> Goal
Find the lines holding the string "svakih" in the data, then copy all of them.

━━ Raw records

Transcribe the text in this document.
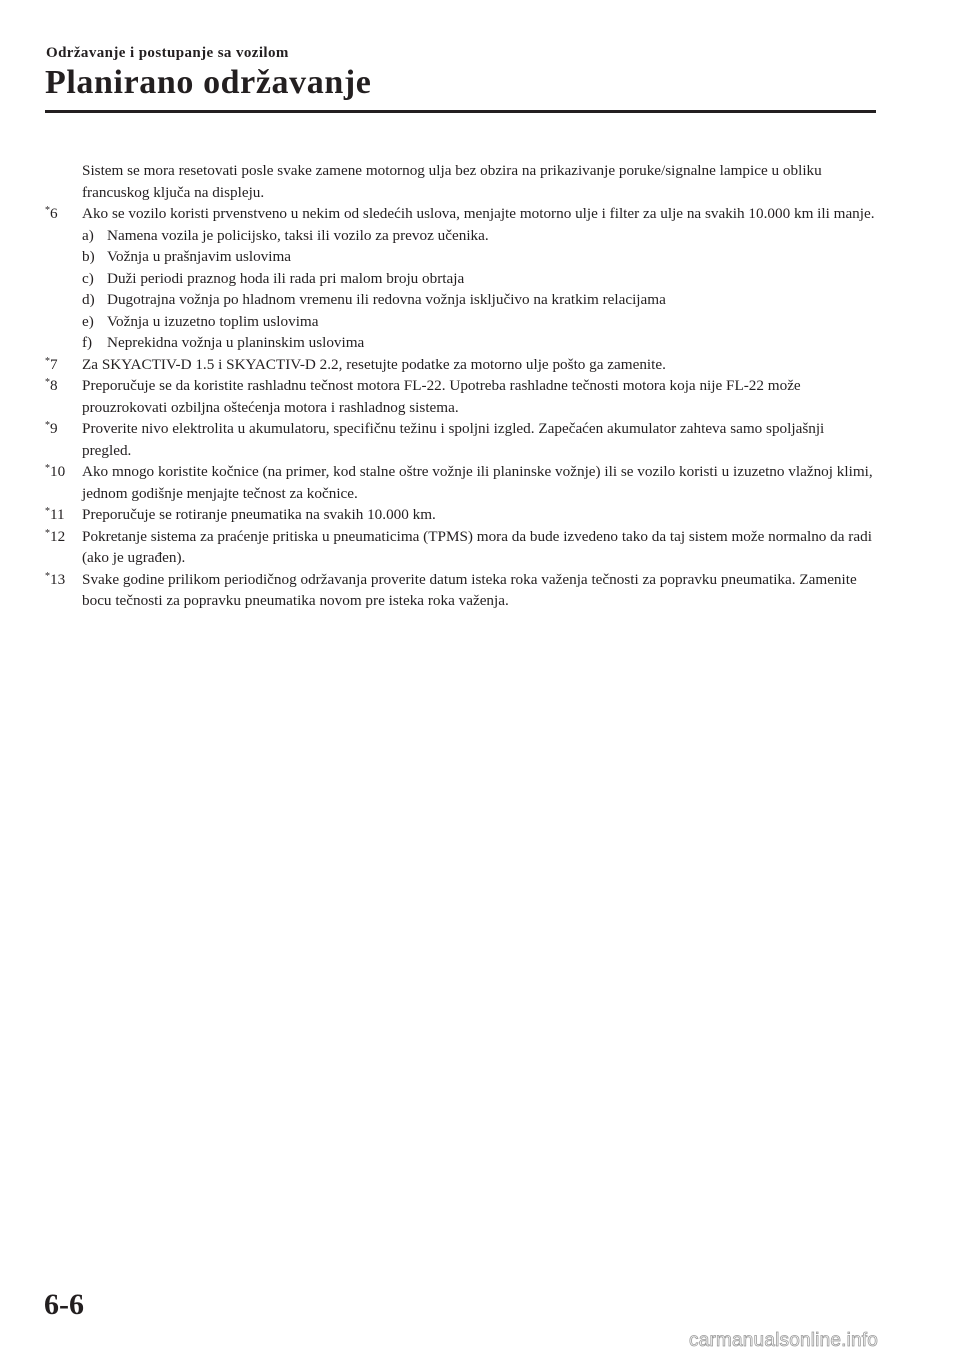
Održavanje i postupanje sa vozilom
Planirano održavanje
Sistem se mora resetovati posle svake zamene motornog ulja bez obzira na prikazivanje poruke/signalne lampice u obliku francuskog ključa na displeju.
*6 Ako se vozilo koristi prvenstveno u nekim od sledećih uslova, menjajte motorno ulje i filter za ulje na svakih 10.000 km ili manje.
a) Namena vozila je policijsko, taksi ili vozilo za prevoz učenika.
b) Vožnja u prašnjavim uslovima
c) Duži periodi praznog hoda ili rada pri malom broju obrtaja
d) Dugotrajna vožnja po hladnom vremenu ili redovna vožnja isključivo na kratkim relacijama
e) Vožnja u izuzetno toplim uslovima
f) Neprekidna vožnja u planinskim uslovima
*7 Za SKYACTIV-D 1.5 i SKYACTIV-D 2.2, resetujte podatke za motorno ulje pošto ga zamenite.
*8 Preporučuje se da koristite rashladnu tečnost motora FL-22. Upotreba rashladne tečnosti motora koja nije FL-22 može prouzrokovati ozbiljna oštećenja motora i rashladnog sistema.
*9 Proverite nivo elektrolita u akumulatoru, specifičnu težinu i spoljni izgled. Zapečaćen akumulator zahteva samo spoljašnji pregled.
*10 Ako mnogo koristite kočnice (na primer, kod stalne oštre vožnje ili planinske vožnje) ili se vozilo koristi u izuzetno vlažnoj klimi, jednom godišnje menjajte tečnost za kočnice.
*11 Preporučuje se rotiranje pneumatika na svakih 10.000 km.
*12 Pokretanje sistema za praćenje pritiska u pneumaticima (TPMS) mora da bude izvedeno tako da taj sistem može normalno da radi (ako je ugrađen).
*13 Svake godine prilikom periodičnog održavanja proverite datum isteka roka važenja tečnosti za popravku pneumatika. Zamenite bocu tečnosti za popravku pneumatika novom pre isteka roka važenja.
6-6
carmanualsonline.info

━━━━
━━ Raw records

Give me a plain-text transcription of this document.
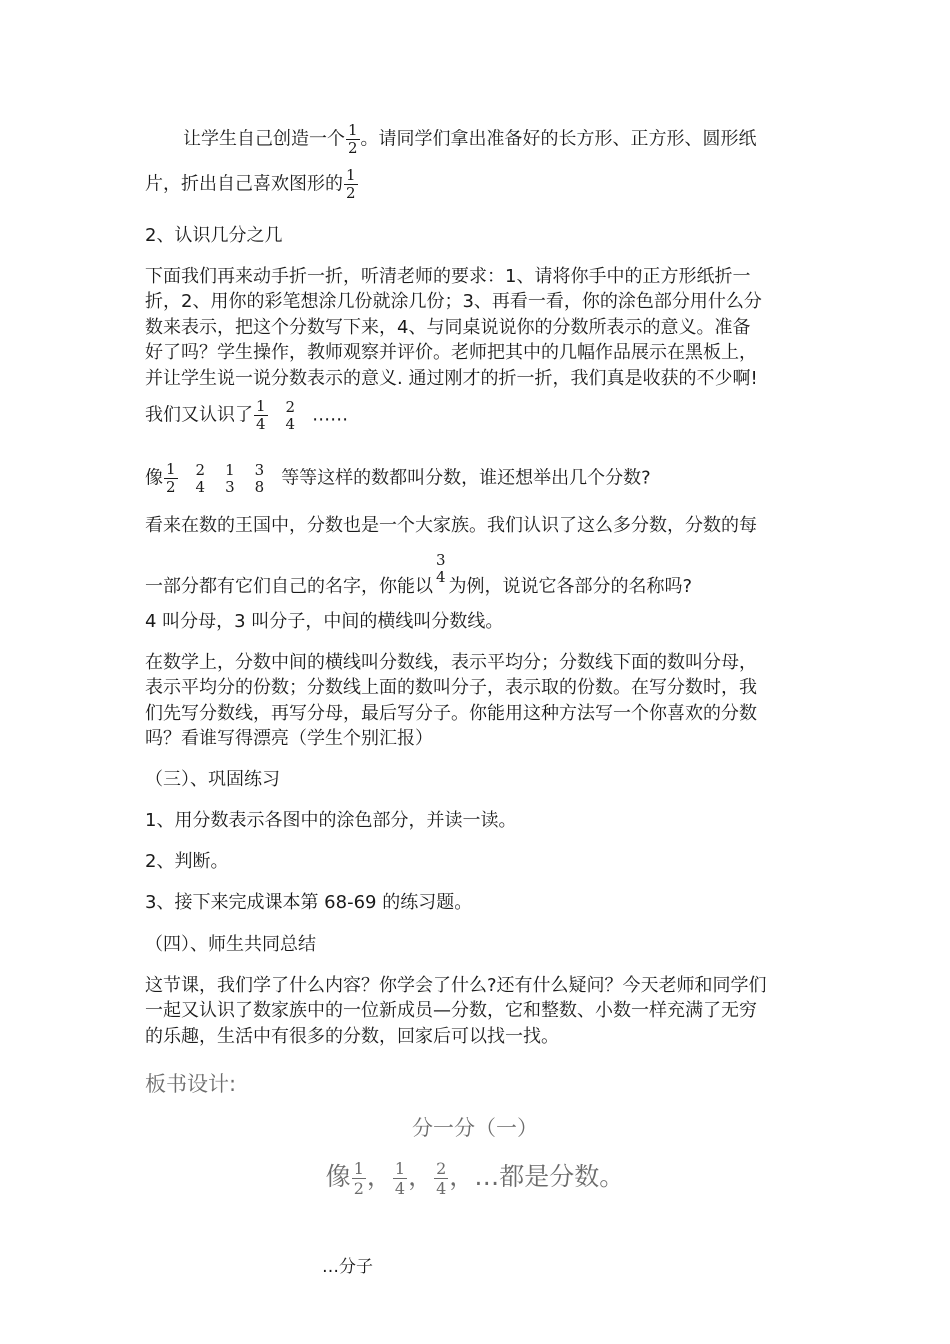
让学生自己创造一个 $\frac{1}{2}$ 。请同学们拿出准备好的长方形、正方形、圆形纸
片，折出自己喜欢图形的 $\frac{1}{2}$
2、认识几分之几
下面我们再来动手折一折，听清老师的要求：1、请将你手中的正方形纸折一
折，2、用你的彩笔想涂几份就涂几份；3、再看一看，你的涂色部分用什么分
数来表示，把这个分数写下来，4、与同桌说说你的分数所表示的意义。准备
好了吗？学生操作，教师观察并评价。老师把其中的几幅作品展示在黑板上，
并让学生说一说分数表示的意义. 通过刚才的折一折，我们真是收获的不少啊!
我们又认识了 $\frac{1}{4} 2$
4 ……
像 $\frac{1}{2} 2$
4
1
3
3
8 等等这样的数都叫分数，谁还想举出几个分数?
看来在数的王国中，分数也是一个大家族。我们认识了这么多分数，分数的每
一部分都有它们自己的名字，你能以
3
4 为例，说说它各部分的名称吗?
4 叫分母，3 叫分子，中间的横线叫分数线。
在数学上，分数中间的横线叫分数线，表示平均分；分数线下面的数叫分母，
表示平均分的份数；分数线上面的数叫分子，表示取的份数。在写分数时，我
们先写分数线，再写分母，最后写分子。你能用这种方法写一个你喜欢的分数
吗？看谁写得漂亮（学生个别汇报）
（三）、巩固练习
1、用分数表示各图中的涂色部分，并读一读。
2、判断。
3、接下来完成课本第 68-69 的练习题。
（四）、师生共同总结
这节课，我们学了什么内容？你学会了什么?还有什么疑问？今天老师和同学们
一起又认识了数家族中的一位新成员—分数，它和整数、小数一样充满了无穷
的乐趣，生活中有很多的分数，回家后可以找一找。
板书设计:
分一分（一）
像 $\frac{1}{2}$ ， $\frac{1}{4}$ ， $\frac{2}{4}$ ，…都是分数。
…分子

━━━━
━━ Raw records

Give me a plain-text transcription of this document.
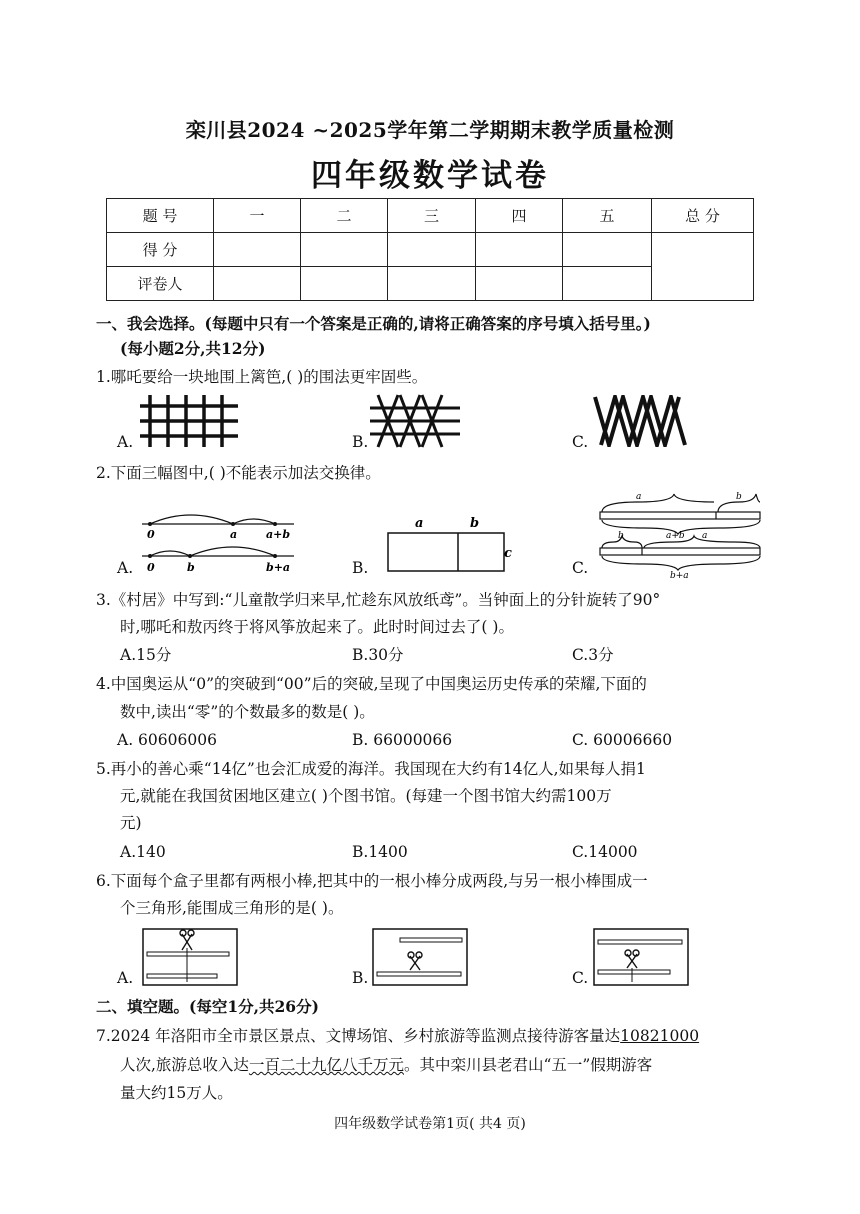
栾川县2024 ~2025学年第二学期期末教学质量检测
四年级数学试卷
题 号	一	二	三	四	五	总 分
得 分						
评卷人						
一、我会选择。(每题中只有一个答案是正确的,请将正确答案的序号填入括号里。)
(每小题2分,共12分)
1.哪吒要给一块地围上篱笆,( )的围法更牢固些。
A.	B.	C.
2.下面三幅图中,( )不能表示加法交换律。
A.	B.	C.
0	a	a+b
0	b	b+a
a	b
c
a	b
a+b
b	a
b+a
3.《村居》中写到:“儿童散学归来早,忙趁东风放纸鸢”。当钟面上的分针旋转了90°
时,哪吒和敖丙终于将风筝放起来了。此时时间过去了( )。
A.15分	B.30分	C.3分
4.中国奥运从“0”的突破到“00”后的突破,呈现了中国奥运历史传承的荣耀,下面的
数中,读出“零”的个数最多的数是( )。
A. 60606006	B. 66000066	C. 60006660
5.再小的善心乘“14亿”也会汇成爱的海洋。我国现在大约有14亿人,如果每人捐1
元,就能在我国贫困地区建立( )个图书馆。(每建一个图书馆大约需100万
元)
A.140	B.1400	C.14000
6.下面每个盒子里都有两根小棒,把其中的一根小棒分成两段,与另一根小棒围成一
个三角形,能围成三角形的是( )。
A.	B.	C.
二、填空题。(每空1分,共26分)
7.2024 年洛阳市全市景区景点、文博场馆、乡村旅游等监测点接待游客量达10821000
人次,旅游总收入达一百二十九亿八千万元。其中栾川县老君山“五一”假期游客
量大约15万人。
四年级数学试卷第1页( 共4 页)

━━━━

> Written answer
*6 Ako se vozilo koristi prvenstveno u nekim od sledećih uslova, menjajte motorno ulje i filter za ulje na svakih 10.000 km ili manje.
*11 Preporučuje se rotiranje pneumatika na svakih 10.000 km.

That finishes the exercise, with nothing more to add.